→ **WHAT IS NEEDED**
Pick out and copy every line below that has the word "กการแพทย".

# # # # # # #

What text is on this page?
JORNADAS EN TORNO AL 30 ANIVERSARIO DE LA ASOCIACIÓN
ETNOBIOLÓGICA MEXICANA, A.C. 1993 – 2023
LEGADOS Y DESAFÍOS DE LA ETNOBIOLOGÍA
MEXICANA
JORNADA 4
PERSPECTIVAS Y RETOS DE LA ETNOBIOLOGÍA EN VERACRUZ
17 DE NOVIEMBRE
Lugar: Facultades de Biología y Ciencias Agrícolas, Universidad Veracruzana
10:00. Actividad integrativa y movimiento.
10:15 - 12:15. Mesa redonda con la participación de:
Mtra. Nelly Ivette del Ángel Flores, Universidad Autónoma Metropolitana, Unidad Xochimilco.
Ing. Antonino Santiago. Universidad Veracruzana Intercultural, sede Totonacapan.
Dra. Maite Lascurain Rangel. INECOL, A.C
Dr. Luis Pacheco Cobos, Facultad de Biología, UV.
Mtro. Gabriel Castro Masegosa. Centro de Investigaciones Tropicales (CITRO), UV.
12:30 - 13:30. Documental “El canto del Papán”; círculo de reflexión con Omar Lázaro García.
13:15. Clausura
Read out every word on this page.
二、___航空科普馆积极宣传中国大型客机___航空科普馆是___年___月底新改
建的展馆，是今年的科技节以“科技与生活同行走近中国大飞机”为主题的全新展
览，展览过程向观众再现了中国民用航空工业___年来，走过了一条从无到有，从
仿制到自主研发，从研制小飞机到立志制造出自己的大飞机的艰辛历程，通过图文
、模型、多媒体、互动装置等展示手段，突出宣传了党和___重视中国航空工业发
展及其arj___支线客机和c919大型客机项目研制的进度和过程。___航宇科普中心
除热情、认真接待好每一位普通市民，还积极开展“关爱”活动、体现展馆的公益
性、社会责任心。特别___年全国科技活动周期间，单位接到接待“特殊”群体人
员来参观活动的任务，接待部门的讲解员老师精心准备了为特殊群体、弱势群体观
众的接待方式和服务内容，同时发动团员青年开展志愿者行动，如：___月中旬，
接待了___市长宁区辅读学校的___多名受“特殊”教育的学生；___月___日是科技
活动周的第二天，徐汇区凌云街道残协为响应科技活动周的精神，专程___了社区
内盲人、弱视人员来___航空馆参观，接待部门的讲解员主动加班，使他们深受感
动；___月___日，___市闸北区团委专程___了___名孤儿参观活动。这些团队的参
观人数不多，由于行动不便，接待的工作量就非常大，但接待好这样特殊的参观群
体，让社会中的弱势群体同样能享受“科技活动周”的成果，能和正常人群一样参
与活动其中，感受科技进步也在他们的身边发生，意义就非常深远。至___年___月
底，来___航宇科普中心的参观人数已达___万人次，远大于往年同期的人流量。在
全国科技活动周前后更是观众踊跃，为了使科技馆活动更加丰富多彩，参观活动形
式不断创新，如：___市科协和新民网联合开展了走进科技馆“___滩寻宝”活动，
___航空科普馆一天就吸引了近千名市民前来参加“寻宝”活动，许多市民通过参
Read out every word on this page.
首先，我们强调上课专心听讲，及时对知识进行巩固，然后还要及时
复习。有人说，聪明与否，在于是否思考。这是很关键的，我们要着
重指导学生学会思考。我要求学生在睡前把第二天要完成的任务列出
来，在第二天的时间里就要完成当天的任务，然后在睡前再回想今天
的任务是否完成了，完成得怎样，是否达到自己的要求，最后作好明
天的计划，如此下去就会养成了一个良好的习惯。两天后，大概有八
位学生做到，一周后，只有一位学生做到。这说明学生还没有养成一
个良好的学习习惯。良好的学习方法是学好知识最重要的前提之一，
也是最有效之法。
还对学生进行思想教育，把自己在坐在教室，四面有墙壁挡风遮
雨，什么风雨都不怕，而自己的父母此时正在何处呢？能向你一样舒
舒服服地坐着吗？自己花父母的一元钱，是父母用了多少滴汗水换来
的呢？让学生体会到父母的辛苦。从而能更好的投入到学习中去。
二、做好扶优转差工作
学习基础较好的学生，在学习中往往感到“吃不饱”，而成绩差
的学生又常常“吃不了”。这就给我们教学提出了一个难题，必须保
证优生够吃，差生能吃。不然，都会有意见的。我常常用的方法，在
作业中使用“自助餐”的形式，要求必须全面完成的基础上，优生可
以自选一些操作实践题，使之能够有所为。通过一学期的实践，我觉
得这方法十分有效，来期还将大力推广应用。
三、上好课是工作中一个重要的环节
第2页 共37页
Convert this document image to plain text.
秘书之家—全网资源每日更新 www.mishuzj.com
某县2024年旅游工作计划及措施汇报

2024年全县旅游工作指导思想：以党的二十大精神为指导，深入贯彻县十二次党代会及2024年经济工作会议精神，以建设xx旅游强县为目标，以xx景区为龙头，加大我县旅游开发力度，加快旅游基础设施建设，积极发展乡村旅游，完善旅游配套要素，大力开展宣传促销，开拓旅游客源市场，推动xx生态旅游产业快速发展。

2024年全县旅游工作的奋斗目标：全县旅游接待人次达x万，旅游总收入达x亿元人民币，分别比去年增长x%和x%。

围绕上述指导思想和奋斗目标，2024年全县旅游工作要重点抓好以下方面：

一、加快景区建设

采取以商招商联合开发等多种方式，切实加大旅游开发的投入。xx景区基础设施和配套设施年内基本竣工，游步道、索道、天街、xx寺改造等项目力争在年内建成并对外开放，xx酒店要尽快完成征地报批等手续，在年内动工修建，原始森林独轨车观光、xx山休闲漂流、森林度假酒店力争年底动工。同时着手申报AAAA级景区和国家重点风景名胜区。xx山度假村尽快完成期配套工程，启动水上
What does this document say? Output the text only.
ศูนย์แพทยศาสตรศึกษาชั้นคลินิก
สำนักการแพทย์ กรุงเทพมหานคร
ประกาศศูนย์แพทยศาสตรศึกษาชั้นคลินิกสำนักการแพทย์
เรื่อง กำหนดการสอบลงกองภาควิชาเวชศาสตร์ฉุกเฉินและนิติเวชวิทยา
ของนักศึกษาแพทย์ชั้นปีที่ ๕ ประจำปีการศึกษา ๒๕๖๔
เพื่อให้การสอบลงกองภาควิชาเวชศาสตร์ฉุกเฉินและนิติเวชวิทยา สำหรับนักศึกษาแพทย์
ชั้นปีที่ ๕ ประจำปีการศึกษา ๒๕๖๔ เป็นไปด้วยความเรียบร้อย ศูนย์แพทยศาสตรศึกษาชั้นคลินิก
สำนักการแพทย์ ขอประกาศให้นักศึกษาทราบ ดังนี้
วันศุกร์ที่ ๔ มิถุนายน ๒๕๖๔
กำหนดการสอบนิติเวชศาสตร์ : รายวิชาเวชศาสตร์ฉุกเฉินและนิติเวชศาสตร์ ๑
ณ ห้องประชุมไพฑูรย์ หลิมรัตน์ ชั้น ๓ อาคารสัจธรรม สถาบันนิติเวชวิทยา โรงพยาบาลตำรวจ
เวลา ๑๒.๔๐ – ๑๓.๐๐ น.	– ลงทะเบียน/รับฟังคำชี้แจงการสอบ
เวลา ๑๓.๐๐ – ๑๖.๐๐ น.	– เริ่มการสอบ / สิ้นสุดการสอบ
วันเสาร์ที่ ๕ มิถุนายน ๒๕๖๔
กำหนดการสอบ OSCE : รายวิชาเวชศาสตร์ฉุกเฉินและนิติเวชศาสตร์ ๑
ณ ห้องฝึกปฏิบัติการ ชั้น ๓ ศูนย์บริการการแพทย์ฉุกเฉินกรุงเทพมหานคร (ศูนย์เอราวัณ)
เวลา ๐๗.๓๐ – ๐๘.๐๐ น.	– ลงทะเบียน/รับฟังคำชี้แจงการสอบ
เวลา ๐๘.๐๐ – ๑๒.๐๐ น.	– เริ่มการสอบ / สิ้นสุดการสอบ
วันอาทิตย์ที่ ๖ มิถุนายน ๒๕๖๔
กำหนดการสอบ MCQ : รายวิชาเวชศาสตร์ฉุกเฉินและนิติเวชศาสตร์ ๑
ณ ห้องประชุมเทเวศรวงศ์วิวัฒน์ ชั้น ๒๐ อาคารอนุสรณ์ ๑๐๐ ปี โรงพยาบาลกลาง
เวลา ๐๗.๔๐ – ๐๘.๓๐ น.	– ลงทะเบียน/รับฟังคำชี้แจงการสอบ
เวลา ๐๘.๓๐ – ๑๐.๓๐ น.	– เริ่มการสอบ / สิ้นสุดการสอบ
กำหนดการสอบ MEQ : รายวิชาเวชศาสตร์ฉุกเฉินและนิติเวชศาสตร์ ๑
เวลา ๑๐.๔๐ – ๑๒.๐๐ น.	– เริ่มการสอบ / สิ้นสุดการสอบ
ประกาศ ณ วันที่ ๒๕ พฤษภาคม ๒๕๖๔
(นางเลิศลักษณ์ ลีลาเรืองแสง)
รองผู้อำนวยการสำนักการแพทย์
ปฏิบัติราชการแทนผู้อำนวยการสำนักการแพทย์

# # # # # # #

→ **OUTPUT**
สำนักการแพทย์ กรุงเทพมหานคร
ประกาศศูนย์แพทยศาสตรศึกษาชั้นคลินิกสำนักการแพทย์
สำนักการแพทย์ ขอประกาศให้นักศึกษาทราบ ดังนี้
รองผู้อำนวยการสำนักการแพทย์
ปฏิบัติราชการแทนผู้อำนวยการสำนักการแพทย์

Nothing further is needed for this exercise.